Challenge —
In the data, extract each line that holds the string "Кама".

Listing —
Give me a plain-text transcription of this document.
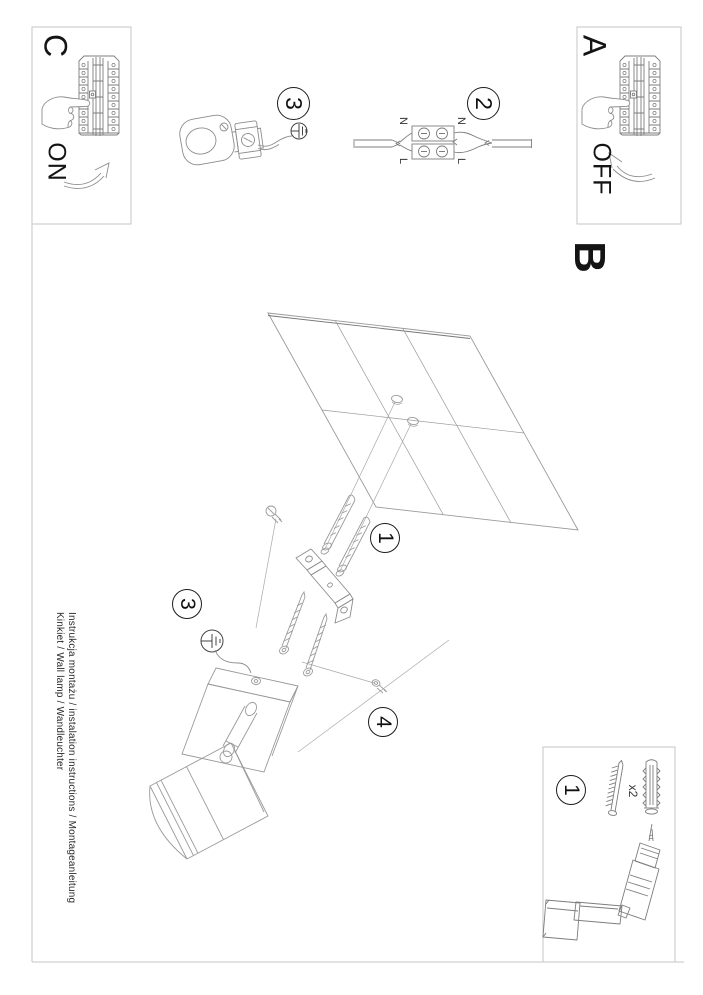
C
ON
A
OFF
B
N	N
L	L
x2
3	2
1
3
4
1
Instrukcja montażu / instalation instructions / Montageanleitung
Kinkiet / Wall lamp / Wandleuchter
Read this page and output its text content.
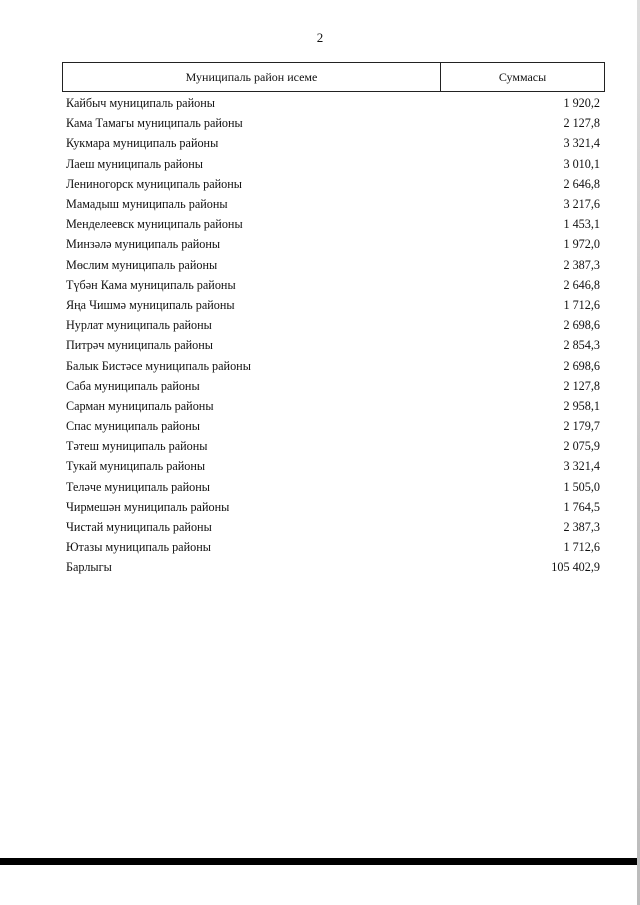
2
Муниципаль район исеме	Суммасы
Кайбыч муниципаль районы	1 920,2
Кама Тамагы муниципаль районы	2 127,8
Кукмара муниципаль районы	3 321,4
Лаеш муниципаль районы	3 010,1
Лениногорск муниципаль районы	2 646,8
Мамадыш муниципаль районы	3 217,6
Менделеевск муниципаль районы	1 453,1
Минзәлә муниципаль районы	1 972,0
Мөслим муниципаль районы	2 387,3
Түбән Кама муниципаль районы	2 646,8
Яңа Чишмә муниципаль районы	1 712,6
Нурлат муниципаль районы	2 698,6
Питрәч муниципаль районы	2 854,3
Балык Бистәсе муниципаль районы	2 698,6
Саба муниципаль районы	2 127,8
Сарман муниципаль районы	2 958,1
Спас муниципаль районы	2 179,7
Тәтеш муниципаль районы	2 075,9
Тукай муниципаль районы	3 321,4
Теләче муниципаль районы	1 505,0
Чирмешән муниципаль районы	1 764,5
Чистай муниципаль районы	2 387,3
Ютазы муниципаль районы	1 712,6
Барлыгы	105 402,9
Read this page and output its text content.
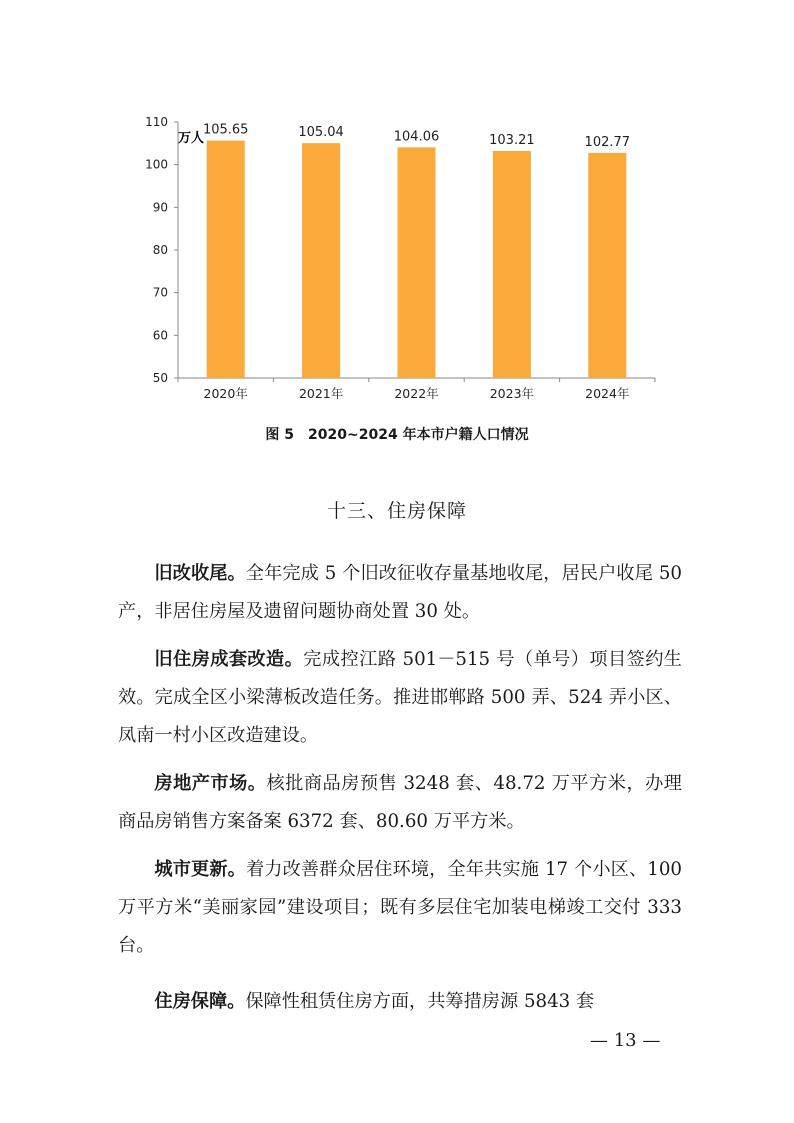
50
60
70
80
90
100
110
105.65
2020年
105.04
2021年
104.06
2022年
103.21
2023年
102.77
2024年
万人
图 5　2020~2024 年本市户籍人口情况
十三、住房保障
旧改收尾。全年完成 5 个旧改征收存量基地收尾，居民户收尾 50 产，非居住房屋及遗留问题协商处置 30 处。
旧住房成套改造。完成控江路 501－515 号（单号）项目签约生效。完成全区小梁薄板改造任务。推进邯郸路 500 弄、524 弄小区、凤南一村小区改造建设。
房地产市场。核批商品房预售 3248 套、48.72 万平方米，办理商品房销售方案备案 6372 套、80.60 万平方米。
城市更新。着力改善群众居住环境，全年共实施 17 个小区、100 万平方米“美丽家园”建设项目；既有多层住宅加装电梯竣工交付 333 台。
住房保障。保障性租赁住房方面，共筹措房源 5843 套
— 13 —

Exercise answer —
Кама Тамагы муниципаль районы	2 127,8
Түбән Кама муниципаль районы	2 646,8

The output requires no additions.